# TEXT PROVIDED
And you know, that great Jewish rabbi, was it Hillel, who said that the task is not yours to finish? Well, he said that 2, 100 years ago. That task of healing the world, it's not finished. But look at all the people. We've made inspiring and essential, indispensable contributions to keeping that light burning.
In nature, in our own small ways, that's what we can do. And we can't force anything, you can't hurry history, we can't will other people's transformation. But we can keep speaking, and as somebody pointed out with as much compassion and as truth as possible. And have some faith that eventually more and more people will be ready to open up.
That's what I have to say on that.
Cecilie Surasky: Naomi, would you like to bring us home in the morning?
Naomi Klein: Yeah, I think, I mean, such a profound question. And, you know, we're not gonna, we're not gonna win every battle, right, on this. But I do think that, Just the, you know, I've been in this space for a long time of the, the Jewish side of the solidarity movement.
And It's just been such a, it's been a huge generational shift, right? So I can't believe that it isn't possible to change consciousness. And then you think about what's happening inside families, you know of parents being confronted with it by their own children, you know, which is often you know, what we know from the climate, from the climate issue is that kids are the most likely to change their parents minds.

(Collected data entries)
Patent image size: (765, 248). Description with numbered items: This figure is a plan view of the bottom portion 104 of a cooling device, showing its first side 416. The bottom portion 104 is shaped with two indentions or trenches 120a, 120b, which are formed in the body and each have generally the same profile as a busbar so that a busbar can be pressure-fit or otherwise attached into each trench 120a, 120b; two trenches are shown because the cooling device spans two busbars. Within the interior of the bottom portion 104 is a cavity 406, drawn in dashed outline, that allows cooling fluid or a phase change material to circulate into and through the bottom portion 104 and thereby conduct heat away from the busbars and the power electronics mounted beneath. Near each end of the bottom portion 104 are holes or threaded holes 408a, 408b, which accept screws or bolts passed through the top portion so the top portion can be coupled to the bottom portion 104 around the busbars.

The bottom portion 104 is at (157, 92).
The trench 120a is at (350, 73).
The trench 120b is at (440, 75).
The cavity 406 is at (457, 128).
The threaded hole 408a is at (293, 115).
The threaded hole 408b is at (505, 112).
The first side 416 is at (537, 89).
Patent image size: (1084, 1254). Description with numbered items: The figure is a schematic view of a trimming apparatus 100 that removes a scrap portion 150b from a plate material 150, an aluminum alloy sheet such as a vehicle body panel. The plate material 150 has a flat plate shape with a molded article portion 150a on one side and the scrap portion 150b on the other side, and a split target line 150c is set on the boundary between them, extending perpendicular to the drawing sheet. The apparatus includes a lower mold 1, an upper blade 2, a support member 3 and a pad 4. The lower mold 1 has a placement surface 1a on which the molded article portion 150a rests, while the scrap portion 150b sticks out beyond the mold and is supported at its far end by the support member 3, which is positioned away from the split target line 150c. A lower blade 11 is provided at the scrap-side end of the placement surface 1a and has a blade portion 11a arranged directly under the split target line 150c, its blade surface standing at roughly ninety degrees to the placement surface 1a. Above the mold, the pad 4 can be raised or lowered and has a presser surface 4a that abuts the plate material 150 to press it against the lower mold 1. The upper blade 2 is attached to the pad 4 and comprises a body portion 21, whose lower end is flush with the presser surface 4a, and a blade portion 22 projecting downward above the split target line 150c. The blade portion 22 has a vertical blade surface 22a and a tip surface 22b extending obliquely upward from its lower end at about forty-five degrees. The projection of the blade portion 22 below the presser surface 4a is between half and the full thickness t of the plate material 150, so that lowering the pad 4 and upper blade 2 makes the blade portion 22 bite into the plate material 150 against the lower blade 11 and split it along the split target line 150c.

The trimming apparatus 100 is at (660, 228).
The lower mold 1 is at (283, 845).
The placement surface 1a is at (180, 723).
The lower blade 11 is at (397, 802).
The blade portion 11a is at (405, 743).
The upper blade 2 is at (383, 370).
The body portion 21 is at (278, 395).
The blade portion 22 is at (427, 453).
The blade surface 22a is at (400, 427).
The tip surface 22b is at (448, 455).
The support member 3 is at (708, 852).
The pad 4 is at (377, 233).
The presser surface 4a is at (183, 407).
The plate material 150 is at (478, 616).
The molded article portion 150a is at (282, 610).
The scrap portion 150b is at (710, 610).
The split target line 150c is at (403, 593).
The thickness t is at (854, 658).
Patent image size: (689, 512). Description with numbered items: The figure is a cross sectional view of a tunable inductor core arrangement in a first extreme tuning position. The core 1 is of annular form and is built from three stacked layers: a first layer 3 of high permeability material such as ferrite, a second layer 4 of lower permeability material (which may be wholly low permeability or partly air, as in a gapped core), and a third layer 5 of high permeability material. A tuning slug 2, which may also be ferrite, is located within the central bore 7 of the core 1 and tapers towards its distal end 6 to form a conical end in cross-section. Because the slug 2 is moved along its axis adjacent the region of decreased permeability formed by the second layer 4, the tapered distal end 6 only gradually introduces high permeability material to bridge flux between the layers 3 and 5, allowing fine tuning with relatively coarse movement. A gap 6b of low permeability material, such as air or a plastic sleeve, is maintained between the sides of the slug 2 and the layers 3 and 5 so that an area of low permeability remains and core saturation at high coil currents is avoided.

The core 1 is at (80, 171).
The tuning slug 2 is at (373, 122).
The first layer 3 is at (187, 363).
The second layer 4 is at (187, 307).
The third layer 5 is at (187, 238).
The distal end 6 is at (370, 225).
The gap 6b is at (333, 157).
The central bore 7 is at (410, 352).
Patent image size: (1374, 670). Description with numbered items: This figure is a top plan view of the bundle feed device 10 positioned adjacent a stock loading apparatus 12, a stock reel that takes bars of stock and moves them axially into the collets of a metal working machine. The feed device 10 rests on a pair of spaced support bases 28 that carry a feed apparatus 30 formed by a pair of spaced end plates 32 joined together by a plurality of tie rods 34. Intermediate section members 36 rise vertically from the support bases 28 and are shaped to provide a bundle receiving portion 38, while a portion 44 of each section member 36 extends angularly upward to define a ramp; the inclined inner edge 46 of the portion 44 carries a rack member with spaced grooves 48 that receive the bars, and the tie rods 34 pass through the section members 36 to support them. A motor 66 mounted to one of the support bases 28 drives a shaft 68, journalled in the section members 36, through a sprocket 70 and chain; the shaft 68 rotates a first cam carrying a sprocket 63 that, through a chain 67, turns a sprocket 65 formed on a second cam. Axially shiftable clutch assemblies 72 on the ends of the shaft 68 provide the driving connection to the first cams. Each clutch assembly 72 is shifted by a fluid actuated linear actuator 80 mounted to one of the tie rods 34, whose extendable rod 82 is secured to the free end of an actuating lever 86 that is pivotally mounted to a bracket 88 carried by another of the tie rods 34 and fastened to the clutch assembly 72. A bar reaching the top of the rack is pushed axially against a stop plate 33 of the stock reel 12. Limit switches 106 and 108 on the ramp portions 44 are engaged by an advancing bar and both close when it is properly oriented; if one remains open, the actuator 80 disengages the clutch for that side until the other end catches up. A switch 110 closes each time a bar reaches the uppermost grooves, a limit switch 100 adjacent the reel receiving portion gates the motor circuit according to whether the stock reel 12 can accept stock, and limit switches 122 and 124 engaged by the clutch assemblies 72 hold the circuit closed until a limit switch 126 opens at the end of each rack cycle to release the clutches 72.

# EXERCISE AIM
Write out the full conversation transcript word for word. These items come from a different source than the transcript.

# TASK ANSWER
And you know, that great Jewish rabbi, was it Hillel, who said that the task is not yours to finish? Well, he said that 2, 100 years ago. That task of healing the world, it's not finished. But look at all the people. We've made inspiring and essential, indispensable contributions to keeping that light burning.
In nature, in our own small ways, that's what we can do. And we can't force anything, you can't hurry history, we can't will other people's transformation. But we can keep speaking, and as somebody pointed out with as much compassion and as truth as possible. And have some faith that eventually more and more people will be ready to open up.
That's what I have to say on that.
Cecilie Surasky: Naomi, would you like to bring us home in the morning?
Naomi Klein: Yeah, I think, I mean, such a profound question. And, you know, we're not gonna, we're not gonna win every battle, right, on this. But I do think that, Just the, you know, I've been in this space for a long time of the, the Jewish side of the solidarity movement.
And It's just been such a, it's been a huge generational shift, right? So I can't believe that it isn't possible to change consciousness. And then you think about what's happening inside families, you know of parents being confronted with it by their own children, you know, which is often you know, what we know from the climate, from the climate issue is that kids are the most likely to change their parents minds.